[Extracted records]
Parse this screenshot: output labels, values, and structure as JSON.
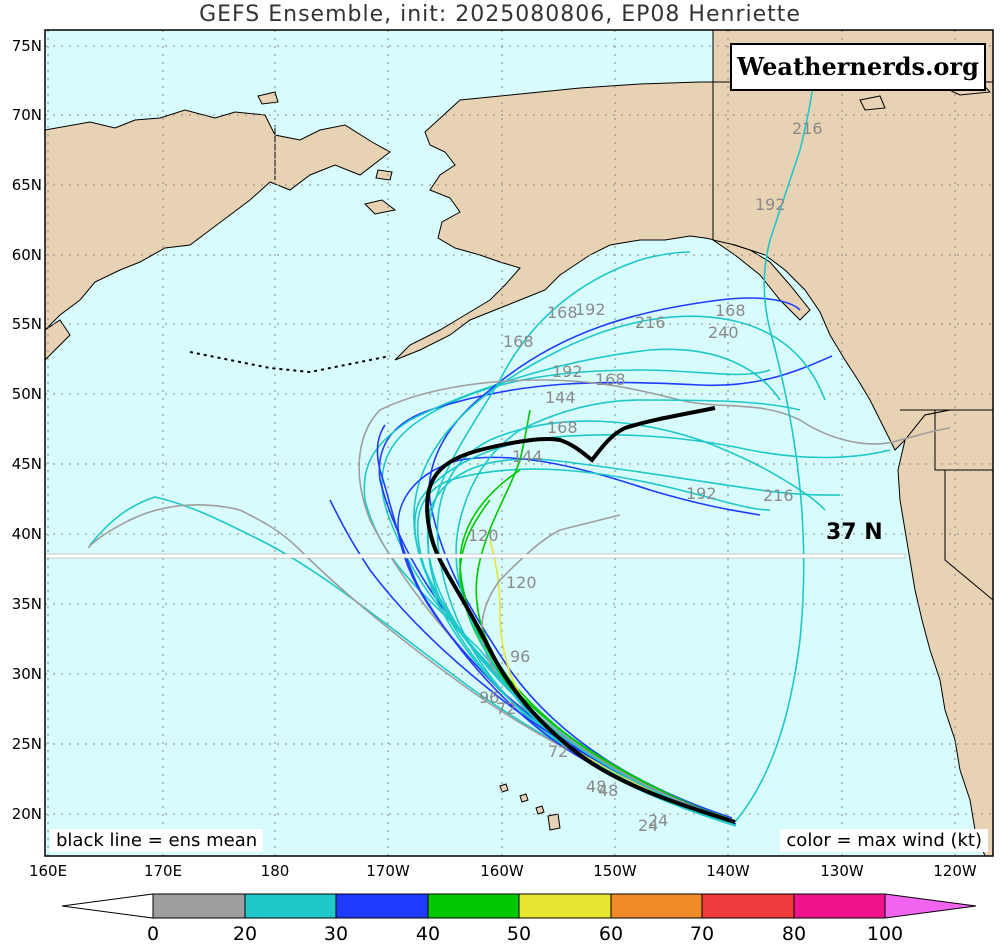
{
  "title": "GEFS Ensemble, init: 2025080806, EP08 Henriette",
  "watermark": "Weathernerds.org",
  "legend_left": "black line = ens mean",
  "legend_right": "color = max wind (kt)",
  "reference_line_label": "37 N",
  "lat_labels": [
    "75N",
    "70N",
    "65N",
    "60N",
    "55N",
    "50N",
    "45N",
    "40N",
    "35N",
    "30N",
    "25N",
    "20N"
  ],
  "lon_labels": [
    "160E",
    "170E",
    "180",
    "170W",
    "160W",
    "150W",
    "140W",
    "130W",
    "120W"
  ],
  "colorbar": {
    "ticks": [
      "0",
      "20",
      "30",
      "40",
      "50",
      "60",
      "70",
      "80",
      "100"
    ],
    "colors": [
      "#ffffff",
      "#9e9e9e",
      "#1ec8c8",
      "#1e3cff",
      "#00c800",
      "#e6e632",
      "#f08c28",
      "#f03c3c",
      "#f0148c",
      "#f064f0"
    ]
  },
  "colors": {
    "ocean": "#d8fcfc",
    "land": "#e8d2b4",
    "mean_track": "#000000",
    "grid": "#888888"
  },
  "hour_labels": [
    "216",
    "192",
    "168",
    "192",
    "216",
    "240",
    "168",
    "168",
    "192",
    "168",
    "144",
    "168",
    "144",
    "192",
    "216",
    "120",
    "120",
    "96",
    "96",
    "72",
    "72",
    "48",
    "48",
    "24",
    "24"
  ]
}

• **What is asked**:
Transcribe every record above exactly as written, leaving out any pictures.

• **Exercise result**:
Parse this screenshot: output labels, values, and structure as JSON.
{
  "title": "GEFS Ensemble, init: 2025080806, EP08 Henriette",
  "watermark": "Weathernerds.org",
  "legend_left": "black line = ens mean",
  "legend_right": "color = max wind (kt)",
  "reference_line_label": "37 N",
  "lat_labels": [
    "75N",
    "70N",
    "65N",
    "60N",
    "55N",
    "50N",
    "45N",
    "40N",
    "35N",
    "30N",
    "25N",
    "20N"
  ],
  "lon_labels": [
    "160E",
    "170E",
    "180",
    "170W",
    "160W",
    "150W",
    "140W",
    "130W",
    "120W"
  ],
  "colorbar": {
    "ticks": [
      "0",
      "20",
      "30",
      "40",
      "50",
      "60",
      "70",
      "80",
      "100"
    ],
    "colors": [
      "#ffffff",
      "#9e9e9e",
      "#1ec8c8",
      "#1e3cff",
      "#00c800",
      "#e6e632",
      "#f08c28",
      "#f03c3c",
      "#f0148c",
      "#f064f0"
    ]
  },
  "colors": {
    "ocean": "#d8fcfc",
    "land": "#e8d2b4",
    "mean_track": "#000000",
    "grid": "#888888"
  },
  "hour_labels": [
    "216",
    "192",
    "168",
    "192",
    "216",
    "240",
    "168",
    "168",
    "192",
    "168",
    "144",
    "168",
    "144",
    "192",
    "216",
    "120",
    "120",
    "96",
    "96",
    "72",
    "72",
    "48",
    "48",
    "24",
    "24"
  ]
}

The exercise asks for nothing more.